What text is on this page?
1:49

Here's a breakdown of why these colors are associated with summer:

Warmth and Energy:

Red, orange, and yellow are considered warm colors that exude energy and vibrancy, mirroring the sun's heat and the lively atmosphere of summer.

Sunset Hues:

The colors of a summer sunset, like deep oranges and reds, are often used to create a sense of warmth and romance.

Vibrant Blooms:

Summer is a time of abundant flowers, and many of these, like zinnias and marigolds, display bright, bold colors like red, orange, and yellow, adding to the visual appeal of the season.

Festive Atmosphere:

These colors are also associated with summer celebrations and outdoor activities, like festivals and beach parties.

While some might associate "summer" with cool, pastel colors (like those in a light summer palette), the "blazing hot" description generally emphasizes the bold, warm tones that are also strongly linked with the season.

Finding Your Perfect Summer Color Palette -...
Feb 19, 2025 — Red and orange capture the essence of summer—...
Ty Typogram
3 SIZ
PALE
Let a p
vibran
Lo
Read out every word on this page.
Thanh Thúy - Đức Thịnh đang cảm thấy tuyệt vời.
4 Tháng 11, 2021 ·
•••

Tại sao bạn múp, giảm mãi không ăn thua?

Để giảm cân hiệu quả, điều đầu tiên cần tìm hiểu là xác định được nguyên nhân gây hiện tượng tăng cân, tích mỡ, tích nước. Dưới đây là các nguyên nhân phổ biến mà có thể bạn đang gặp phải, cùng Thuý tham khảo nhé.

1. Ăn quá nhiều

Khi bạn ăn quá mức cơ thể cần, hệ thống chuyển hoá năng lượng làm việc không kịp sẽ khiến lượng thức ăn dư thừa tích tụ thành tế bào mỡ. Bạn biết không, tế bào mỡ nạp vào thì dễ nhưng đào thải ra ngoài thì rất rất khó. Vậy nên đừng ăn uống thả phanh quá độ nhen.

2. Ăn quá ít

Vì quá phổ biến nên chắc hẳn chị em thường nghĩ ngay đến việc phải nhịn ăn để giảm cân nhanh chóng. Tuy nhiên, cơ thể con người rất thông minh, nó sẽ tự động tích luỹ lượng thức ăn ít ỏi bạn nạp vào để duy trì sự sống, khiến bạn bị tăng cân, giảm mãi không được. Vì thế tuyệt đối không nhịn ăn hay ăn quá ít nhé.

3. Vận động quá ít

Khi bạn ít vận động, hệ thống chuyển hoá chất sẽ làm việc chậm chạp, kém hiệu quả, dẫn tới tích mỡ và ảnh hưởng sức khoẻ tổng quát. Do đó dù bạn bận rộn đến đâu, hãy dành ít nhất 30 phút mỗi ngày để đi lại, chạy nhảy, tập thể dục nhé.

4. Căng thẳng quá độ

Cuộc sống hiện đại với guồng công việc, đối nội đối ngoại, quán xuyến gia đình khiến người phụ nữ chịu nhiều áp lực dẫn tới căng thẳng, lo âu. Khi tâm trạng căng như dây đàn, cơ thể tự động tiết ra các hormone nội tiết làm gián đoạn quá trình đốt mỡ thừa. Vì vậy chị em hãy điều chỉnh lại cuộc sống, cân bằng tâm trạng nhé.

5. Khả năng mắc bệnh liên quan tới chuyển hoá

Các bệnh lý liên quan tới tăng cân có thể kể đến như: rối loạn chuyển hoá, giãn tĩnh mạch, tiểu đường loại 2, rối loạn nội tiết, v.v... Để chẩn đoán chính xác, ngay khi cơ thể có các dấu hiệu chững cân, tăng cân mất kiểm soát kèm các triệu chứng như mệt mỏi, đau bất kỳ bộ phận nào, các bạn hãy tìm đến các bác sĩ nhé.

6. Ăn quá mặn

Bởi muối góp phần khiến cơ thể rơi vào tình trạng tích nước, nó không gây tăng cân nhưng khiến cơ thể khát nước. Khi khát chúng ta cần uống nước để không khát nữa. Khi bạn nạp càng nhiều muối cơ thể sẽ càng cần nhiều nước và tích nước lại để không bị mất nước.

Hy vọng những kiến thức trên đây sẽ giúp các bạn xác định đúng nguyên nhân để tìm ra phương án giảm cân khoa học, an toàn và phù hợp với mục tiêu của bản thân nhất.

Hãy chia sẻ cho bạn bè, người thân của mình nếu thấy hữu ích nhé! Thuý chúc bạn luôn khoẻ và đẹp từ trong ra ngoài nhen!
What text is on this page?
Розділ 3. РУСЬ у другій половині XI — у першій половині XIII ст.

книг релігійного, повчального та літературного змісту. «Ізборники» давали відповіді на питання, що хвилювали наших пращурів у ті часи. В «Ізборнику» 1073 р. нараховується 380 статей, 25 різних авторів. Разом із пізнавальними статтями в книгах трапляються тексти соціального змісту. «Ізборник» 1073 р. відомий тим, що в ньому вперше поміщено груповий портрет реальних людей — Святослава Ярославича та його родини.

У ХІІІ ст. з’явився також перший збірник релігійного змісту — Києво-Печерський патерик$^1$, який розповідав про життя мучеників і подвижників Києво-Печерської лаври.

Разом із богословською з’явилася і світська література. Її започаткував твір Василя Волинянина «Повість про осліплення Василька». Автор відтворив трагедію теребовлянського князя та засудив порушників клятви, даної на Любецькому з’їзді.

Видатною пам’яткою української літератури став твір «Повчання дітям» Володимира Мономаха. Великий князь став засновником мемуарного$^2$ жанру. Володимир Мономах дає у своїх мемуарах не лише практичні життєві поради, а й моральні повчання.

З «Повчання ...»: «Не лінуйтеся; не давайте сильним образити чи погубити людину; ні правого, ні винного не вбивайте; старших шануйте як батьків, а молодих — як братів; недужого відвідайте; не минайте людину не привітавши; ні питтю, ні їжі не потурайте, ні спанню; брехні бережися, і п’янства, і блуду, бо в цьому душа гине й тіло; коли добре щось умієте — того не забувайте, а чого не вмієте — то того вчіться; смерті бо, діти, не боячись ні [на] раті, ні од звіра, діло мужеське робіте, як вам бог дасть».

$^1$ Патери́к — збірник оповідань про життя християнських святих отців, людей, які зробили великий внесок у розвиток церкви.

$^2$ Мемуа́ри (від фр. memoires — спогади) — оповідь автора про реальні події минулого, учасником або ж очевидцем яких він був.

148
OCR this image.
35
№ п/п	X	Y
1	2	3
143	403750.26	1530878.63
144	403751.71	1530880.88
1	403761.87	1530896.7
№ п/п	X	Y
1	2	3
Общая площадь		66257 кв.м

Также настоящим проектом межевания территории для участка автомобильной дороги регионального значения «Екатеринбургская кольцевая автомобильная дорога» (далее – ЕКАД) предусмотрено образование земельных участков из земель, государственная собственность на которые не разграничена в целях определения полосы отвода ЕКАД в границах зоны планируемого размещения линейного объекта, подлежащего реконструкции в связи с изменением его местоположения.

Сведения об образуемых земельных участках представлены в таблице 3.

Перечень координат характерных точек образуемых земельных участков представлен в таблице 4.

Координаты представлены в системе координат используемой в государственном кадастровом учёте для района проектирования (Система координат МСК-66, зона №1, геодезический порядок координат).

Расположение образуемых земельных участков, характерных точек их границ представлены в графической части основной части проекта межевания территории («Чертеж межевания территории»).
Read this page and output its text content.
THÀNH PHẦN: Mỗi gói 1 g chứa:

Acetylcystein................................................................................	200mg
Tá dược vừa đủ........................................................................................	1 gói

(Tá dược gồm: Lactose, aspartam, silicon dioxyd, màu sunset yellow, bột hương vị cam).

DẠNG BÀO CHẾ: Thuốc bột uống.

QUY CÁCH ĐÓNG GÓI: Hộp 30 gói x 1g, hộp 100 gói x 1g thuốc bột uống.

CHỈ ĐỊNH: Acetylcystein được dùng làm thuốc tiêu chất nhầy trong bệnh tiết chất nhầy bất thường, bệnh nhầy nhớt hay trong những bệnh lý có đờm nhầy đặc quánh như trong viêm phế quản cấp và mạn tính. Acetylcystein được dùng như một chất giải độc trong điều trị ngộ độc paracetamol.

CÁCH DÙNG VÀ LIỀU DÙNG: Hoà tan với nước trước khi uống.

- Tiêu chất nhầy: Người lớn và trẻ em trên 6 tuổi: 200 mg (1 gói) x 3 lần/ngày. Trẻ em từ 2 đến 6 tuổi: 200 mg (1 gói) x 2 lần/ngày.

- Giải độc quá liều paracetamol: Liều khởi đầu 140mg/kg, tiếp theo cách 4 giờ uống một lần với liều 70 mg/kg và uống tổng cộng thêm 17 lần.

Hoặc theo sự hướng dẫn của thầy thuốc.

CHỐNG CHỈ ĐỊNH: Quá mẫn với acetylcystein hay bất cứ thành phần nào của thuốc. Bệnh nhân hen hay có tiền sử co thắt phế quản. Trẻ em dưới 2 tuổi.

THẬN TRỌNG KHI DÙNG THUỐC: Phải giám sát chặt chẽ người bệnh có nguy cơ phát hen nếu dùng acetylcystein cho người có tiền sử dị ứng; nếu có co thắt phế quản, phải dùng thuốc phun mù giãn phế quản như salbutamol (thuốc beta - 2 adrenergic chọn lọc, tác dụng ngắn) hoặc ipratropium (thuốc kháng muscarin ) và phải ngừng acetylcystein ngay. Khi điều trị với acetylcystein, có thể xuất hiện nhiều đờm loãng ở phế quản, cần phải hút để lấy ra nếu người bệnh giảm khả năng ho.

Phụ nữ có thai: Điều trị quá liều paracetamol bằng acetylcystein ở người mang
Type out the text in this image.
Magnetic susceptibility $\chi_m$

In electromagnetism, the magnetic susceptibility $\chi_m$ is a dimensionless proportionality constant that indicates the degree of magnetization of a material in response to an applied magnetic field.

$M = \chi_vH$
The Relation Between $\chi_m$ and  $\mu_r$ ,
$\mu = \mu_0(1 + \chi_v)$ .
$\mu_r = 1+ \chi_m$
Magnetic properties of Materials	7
________________
AIM OF THE TASK:
Using the records above, pull out each line where the word "tích" occurs.

TASK RESPONSE:
Để giảm cân hiệu quả, điều đầu tiên cần tìm hiểu là xác định được nguyên nhân gây hiện tượng tăng cân, tích mỡ, tích nước. Dưới đây là các nguyên nhân phổ biến mà có thể bạn đang gặp phải, cùng Thuý tham khảo nhé.
Khi bạn ăn quá mức cơ thể cần, hệ thống chuyển hoá năng lượng làm việc không kịp sẽ khiến lượng thức ăn dư thừa tích tụ thành tế bào mỡ. Bạn biết không, tế bào mỡ nạp vào thì dễ nhưng đào thải ra ngoài thì rất rất khó. Vậy nên đừng ăn uống thả phanh quá độ nhen.
Vì quá phổ biến nên chắc hẳn chị em thường nghĩ ngay đến việc phải nhịn ăn để giảm cân nhanh chóng. Tuy nhiên, cơ thể con người rất thông minh, nó sẽ tự động tích luỹ lượng thức ăn ít ỏi bạn nạp vào để duy trì sự sống, khiến bạn bị tăng cân, giảm mãi không được. Vì thế tuyệt đối không nhịn ăn hay ăn quá ít nhé.
Khi bạn ít vận động, hệ thống chuyển hoá chất sẽ làm việc chậm chạp, kém hiệu quả, dẫn tới tích mỡ và ảnh hưởng sức khoẻ tổng quát. Do đó dù bạn bận rộn đến đâu, hãy dành ít nhất 30 phút mỗi ngày để đi lại, chạy nhảy, tập thể dục nhé.
Bởi muối góp phần khiến cơ thể rơi vào tình trạng tích nước, nó không gây tăng cân nhưng khiến cơ thể khát nước. Khi khát chúng ta cần uống nước để không khát nữa. Khi bạn nạp càng nhiều muối cơ thể sẽ càng cần nhiều nước và tích nước lại để không bị mất nước.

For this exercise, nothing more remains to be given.